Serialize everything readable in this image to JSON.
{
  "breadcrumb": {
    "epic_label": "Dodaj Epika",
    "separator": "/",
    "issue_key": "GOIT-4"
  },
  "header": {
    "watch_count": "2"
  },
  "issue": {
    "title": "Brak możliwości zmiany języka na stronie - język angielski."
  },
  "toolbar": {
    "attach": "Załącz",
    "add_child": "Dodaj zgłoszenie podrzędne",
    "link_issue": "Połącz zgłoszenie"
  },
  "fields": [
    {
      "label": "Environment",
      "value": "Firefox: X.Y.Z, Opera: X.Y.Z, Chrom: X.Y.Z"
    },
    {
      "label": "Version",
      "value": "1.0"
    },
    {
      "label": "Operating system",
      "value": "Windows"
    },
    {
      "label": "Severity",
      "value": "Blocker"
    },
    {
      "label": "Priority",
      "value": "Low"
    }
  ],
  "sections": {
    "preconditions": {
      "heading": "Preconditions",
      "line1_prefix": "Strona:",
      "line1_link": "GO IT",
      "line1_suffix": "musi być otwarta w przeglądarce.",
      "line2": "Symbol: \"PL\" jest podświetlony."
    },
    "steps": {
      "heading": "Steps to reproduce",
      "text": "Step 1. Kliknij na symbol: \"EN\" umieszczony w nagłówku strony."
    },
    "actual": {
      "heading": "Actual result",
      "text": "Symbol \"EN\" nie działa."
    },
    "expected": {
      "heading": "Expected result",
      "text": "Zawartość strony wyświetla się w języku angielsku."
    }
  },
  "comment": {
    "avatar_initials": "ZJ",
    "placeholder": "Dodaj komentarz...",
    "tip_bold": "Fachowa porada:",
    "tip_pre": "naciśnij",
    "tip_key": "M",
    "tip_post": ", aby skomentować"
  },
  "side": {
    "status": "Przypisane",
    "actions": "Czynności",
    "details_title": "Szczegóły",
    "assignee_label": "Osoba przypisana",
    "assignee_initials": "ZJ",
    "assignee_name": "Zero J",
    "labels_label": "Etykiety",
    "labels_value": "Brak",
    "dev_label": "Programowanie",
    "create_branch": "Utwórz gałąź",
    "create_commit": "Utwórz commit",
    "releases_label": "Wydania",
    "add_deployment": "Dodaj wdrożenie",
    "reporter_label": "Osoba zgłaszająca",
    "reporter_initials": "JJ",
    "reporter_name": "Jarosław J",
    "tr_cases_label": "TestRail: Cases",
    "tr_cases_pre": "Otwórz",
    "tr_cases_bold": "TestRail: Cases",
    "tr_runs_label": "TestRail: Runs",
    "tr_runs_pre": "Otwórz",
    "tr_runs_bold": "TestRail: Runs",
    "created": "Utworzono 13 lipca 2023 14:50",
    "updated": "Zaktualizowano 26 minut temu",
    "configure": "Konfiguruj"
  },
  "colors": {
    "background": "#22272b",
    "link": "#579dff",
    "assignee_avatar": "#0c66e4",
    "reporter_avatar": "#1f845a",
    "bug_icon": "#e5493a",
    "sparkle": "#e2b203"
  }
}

+---+

> _To do_
Your task is to repeat every line exactly.

> _Output below_
Serialize everything readable in this image to JSON.
{
  "breadcrumb": {
    "epic_label": "Dodaj Epika",
    "separator": "/",
    "issue_key": "GOIT-4"
  },
  "header": {
    "watch_count": "2"
  },
  "issue": {
    "title": "Brak możliwości zmiany języka na stronie - język angielski."
  },
  "toolbar": {
    "attach": "Załącz",
    "add_child": "Dodaj zgłoszenie podrzędne",
    "link_issue": "Połącz zgłoszenie"
  },
  "fields": [
    {
      "label": "Environment",
      "value": "Firefox: X.Y.Z, Opera: X.Y.Z, Chrom: X.Y.Z"
    },
    {
      "label": "Version",
      "value": "1.0"
    },
    {
      "label": "Operating system",
      "value": "Windows"
    },
    {
      "label": "Severity",
      "value": "Blocker"
    },
    {
      "label": "Priority",
      "value": "Low"
    }
  ],
  "sections": {
    "preconditions": {
      "heading": "Preconditions",
      "line1_prefix": "Strona:",
      "line1_link": "GO IT",
      "line1_suffix": "musi być otwarta w przeglądarce.",
      "line2": "Symbol: \"PL\" jest podświetlony."
    },
    "steps": {
      "heading": "Steps to reproduce",
      "text": "Step 1. Kliknij na symbol: \"EN\" umieszczony w nagłówku strony."
    },
    "actual": {
      "heading": "Actual result",
      "text": "Symbol \"EN\" nie działa."
    },
    "expected": {
      "heading": "Expected result",
      "text": "Zawartość strony wyświetla się w języku angielsku."
    }
  },
  "comment": {
    "avatar_initials": "ZJ",
    "placeholder": "Dodaj komentarz...",
    "tip_bold": "Fachowa porada:",
    "tip_pre": "naciśnij",
    "tip_key": "M",
    "tip_post": ", aby skomentować"
  },
  "side": {
    "status": "Przypisane",
    "actions": "Czynności",
    "details_title": "Szczegóły",
    "assignee_label": "Osoba przypisana",
    "assignee_initials": "ZJ",
    "assignee_name": "Zero J",
    "labels_label": "Etykiety",
    "labels_value": "Brak",
    "dev_label": "Programowanie",
    "create_branch": "Utwórz gałąź",
    "create_commit": "Utwórz commit",
    "releases_label": "Wydania",
    "add_deployment": "Dodaj wdrożenie",
    "reporter_label": "Osoba zgłaszająca",
    "reporter_initials": "JJ",
    "reporter_name": "Jarosław J",
    "tr_cases_label": "TestRail: Cases",
    "tr_cases_pre": "Otwórz",
    "tr_cases_bold": "TestRail: Cases",
    "tr_runs_label": "TestRail: Runs",
    "tr_runs_pre": "Otwórz",
    "tr_runs_bold": "TestRail: Runs",
    "created": "Utworzono 13 lipca 2023 14:50",
    "updated": "Zaktualizowano 26 minut temu",
    "configure": "Konfiguruj"
  },
  "colors": {
    "background": "#22272b",
    "link": "#579dff",
    "assignee_avatar": "#0c66e4",
    "reporter_avatar": "#1f845a",
    "bug_icon": "#e5493a",
    "sparkle": "#e2b203"
  }
}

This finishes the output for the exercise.